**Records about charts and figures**
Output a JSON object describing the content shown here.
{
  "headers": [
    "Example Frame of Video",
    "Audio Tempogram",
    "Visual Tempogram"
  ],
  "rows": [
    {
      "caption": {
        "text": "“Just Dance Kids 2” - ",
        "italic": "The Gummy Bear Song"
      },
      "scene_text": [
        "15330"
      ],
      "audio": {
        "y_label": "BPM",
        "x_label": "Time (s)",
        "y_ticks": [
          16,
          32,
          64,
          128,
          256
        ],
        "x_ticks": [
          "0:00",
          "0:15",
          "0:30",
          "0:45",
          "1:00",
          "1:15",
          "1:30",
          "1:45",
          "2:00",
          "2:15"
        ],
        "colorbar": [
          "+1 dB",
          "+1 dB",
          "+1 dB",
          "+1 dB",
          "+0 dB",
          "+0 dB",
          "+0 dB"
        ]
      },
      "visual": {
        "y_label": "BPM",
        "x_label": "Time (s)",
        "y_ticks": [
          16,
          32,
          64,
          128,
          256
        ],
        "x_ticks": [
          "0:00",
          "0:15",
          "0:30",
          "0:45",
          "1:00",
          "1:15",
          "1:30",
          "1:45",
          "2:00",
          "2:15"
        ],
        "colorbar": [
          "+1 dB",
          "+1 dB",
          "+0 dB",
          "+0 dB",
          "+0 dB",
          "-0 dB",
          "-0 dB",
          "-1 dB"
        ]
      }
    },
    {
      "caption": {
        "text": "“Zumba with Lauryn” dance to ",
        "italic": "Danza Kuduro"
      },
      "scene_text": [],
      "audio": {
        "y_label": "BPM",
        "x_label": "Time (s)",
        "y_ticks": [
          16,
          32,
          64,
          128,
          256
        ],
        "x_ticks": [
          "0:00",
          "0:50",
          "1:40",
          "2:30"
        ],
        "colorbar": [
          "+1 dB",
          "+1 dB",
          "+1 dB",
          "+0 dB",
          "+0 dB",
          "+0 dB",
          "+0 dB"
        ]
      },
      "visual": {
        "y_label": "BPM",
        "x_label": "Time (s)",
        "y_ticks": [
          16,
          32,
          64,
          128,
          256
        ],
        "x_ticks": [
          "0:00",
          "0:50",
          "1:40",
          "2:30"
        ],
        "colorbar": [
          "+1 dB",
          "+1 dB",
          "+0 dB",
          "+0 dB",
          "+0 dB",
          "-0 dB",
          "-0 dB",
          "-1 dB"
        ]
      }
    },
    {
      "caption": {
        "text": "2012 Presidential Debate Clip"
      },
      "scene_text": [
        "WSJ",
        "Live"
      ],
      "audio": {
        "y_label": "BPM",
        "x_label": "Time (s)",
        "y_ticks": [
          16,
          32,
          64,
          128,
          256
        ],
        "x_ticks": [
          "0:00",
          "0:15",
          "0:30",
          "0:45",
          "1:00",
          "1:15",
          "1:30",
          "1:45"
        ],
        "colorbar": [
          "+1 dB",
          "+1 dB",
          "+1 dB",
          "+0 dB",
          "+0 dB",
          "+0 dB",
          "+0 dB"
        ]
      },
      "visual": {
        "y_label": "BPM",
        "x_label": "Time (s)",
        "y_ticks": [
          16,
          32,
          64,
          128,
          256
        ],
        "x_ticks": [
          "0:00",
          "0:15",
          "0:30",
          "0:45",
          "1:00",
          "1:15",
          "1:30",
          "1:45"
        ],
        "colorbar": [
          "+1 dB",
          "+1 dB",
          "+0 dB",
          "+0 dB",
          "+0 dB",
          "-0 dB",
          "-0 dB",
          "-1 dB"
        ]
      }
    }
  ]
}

**Requirements**
Say how many lines of the material contain the word "italic", with no other text.

**Response to the task**
2